Directive:
Tally every line of the material that includes "JSON", then give the tally and nothing else.

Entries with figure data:

☆ ☆ ☆ ☆ ☆

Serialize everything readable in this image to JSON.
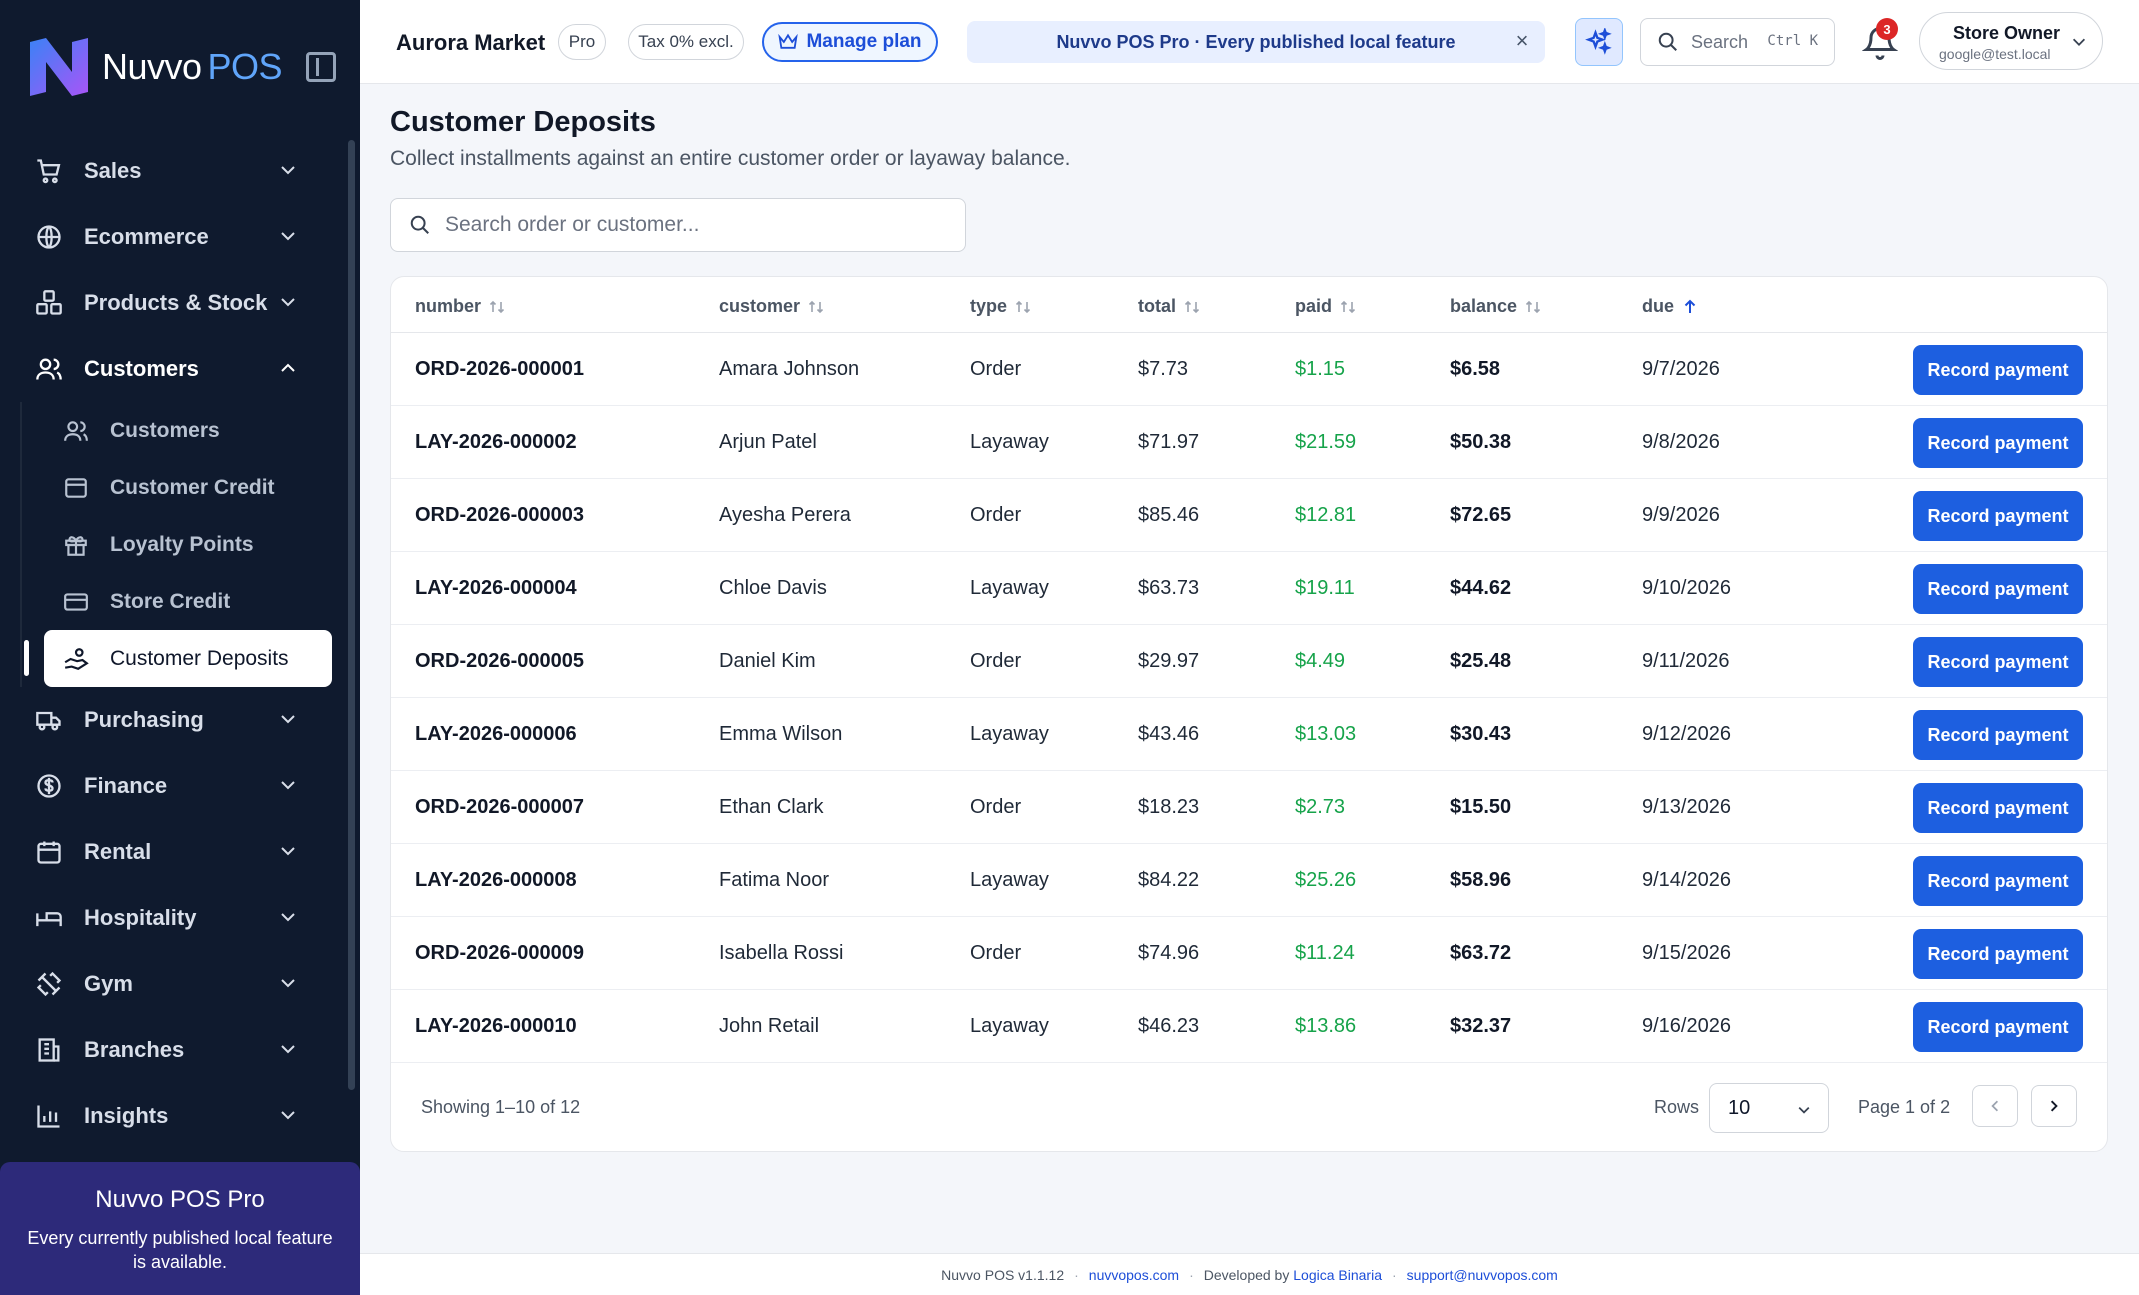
{
  "brand": {
    "name": "Nuvvo",
    "suffix": "POS"
  },
  "sidebar": {
    "items": [
      {
        "label": "Sales",
        "icon": "cart-icon"
      },
      {
        "label": "Ecommerce",
        "icon": "globe-icon"
      },
      {
        "label": "Products & Stock",
        "icon": "boxes-icon"
      },
      {
        "label": "Customers",
        "icon": "users-icon",
        "open": true
      },
      {
        "label": "Purchasing",
        "icon": "truck-icon"
      },
      {
        "label": "Finance",
        "icon": "dollar-icon"
      },
      {
        "label": "Rental",
        "icon": "calendar-icon"
      },
      {
        "label": "Hospitality",
        "icon": "bed-icon"
      },
      {
        "label": "Gym",
        "icon": "dumbbell-icon"
      },
      {
        "label": "Branches",
        "icon": "building-icon"
      },
      {
        "label": "Insights",
        "icon": "chart-icon"
      }
    ],
    "customer_sub": [
      {
        "label": "Customers"
      },
      {
        "label": "Customer Credit"
      },
      {
        "label": "Loyalty Points"
      },
      {
        "label": "Store Credit"
      },
      {
        "label": "Customer Deposits",
        "active": true
      }
    ],
    "promo": {
      "title": "Nuvvo POS Pro",
      "desc": "Every currently published local feature is available."
    }
  },
  "topbar": {
    "store": "Aurora Market",
    "plan_badge": "Pro",
    "tax_badge": "Tax 0% excl.",
    "manage_plan": "Manage plan",
    "banner": "Nuvvo POS Pro · Every published local feature",
    "search_label": "Search",
    "search_kbd": "Ctrl K",
    "notif_count": "3",
    "user_name": "Store Owner",
    "user_email": "google@test.local"
  },
  "page": {
    "title": "Customer Deposits",
    "subtitle": "Collect installments against an entire customer order or layaway balance.",
    "search_placeholder": "Search order or customer..."
  },
  "table": {
    "columns": [
      "number",
      "customer",
      "type",
      "total",
      "paid",
      "balance",
      "due"
    ],
    "sort_column": "due",
    "action_label": "Record payment",
    "rows": [
      {
        "number": "ORD-2026-000001",
        "customer": "Amara Johnson",
        "type": "Order",
        "total": "$7.73",
        "paid": "$1.15",
        "balance": "$6.58",
        "due": "9/7/2026"
      },
      {
        "number": "LAY-2026-000002",
        "customer": "Arjun Patel",
        "type": "Layaway",
        "total": "$71.97",
        "paid": "$21.59",
        "balance": "$50.38",
        "due": "9/8/2026"
      },
      {
        "number": "ORD-2026-000003",
        "customer": "Ayesha Perera",
        "type": "Order",
        "total": "$85.46",
        "paid": "$12.81",
        "balance": "$72.65",
        "due": "9/9/2026"
      },
      {
        "number": "LAY-2026-000004",
        "customer": "Chloe Davis",
        "type": "Layaway",
        "total": "$63.73",
        "paid": "$19.11",
        "balance": "$44.62",
        "due": "9/10/2026"
      },
      {
        "number": "ORD-2026-000005",
        "customer": "Daniel Kim",
        "type": "Order",
        "total": "$29.97",
        "paid": "$4.49",
        "balance": "$25.48",
        "due": "9/11/2026"
      },
      {
        "number": "LAY-2026-000006",
        "customer": "Emma Wilson",
        "type": "Layaway",
        "total": "$43.46",
        "paid": "$13.03",
        "balance": "$30.43",
        "due": "9/12/2026"
      },
      {
        "number": "ORD-2026-000007",
        "customer": "Ethan Clark",
        "type": "Order",
        "total": "$18.23",
        "paid": "$2.73",
        "balance": "$15.50",
        "due": "9/13/2026"
      },
      {
        "number": "LAY-2026-000008",
        "customer": "Fatima Noor",
        "type": "Layaway",
        "total": "$84.22",
        "paid": "$25.26",
        "balance": "$58.96",
        "due": "9/14/2026"
      },
      {
        "number": "ORD-2026-000009",
        "customer": "Isabella Rossi",
        "type": "Order",
        "total": "$74.96",
        "paid": "$11.24",
        "balance": "$63.72",
        "due": "9/15/2026"
      },
      {
        "number": "LAY-2026-000010",
        "customer": "John Retail",
        "type": "Layaway",
        "total": "$46.23",
        "paid": "$13.86",
        "balance": "$32.37",
        "due": "9/16/2026"
      }
    ]
  },
  "pagination": {
    "showing": "Showing 1–10 of 12",
    "rows_label": "Rows",
    "rows_value": "10",
    "page_label": "Page 1 of 2"
  },
  "footer": {
    "version": "Nuvvo POS v1.1.12",
    "site": "nuvvopos.com",
    "dev_prefix": "Developed by",
    "dev": "Logica Binaria",
    "support": "support@nuvvopos.com"
  },
  "colors": {
    "sidebar_bg": "#0f1a2e",
    "accent": "#1d5fe0",
    "paid": "#16a34a",
    "promo_bg": "#2d2a7a"
  }
}
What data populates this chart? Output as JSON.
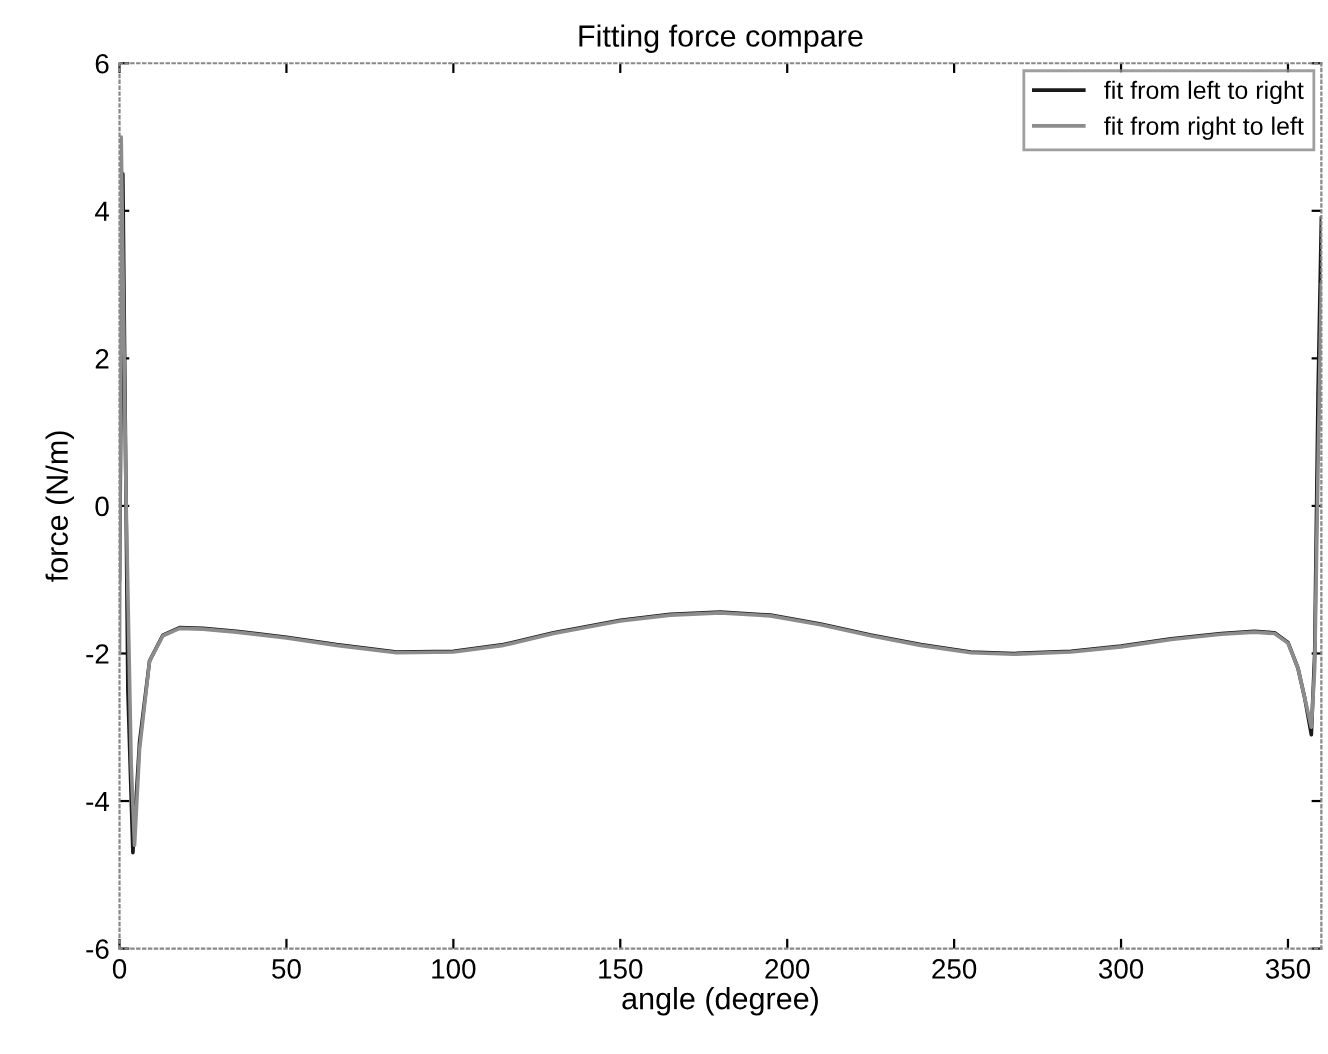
{
  "chart_data": {
    "type": "line",
    "title": "Fitting force compare",
    "xlabel": "angle (degree)",
    "ylabel": "force (N/m)",
    "xlim": [
      0,
      360
    ],
    "xticks": [
      0,
      50,
      100,
      150,
      200,
      250,
      300,
      350
    ],
    "ylim": [
      -6,
      6
    ],
    "yticks": [
      -6,
      -4,
      -2,
      0,
      2,
      4,
      6
    ],
    "grid": false,
    "legend": "top right",
    "line_style": "solid",
    "marker": "none",
    "series": [
      {
        "name": "fit from left to right",
        "color": "#1a1a1a",
        "x": [
          0,
          1,
          2.5,
          4,
          6,
          9,
          13,
          18,
          25,
          35,
          50,
          65,
          83,
          100,
          115,
          130,
          150,
          165,
          180,
          195,
          210,
          225,
          240,
          255,
          268,
          285,
          300,
          315,
          330,
          340,
          346,
          350,
          353,
          355,
          357,
          358,
          359,
          360
        ],
        "values": [
          -1.0,
          4.5,
          -2.5,
          -4.7,
          -3.2,
          -2.1,
          -1.75,
          -1.65,
          -1.66,
          -1.7,
          -1.78,
          -1.88,
          -1.98,
          -1.97,
          -1.88,
          -1.72,
          -1.55,
          -1.47,
          -1.44,
          -1.48,
          -1.6,
          -1.75,
          -1.88,
          -1.98,
          -2.0,
          -1.97,
          -1.9,
          -1.8,
          -1.73,
          -1.7,
          -1.72,
          -1.85,
          -2.2,
          -2.6,
          -3.1,
          -2.0,
          1.5,
          3.9
        ]
      },
      {
        "name": "fit from right to left",
        "color": "#8c8c8c",
        "x": [
          0,
          0.5,
          2,
          3.5,
          4.5,
          6,
          9,
          13,
          18,
          25,
          35,
          50,
          65,
          83,
          100,
          115,
          130,
          150,
          165,
          180,
          195,
          210,
          225,
          240,
          255,
          268,
          285,
          300,
          315,
          330,
          340,
          346,
          350,
          353,
          355,
          357,
          358,
          359,
          360
        ],
        "values": [
          -2.0,
          5.0,
          0.0,
          -3.5,
          -4.6,
          -3.3,
          -2.1,
          -1.76,
          -1.66,
          -1.67,
          -1.71,
          -1.79,
          -1.89,
          -1.99,
          -1.98,
          -1.89,
          -1.73,
          -1.56,
          -1.48,
          -1.45,
          -1.49,
          -1.61,
          -1.76,
          -1.89,
          -1.99,
          -2.01,
          -1.98,
          -1.91,
          -1.81,
          -1.74,
          -1.71,
          -1.73,
          -1.86,
          -2.2,
          -2.6,
          -3.0,
          -2.2,
          0.5,
          3.0
        ]
      }
    ]
  }
}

☆ ☆ ☆ ☆ ☆

The response:
2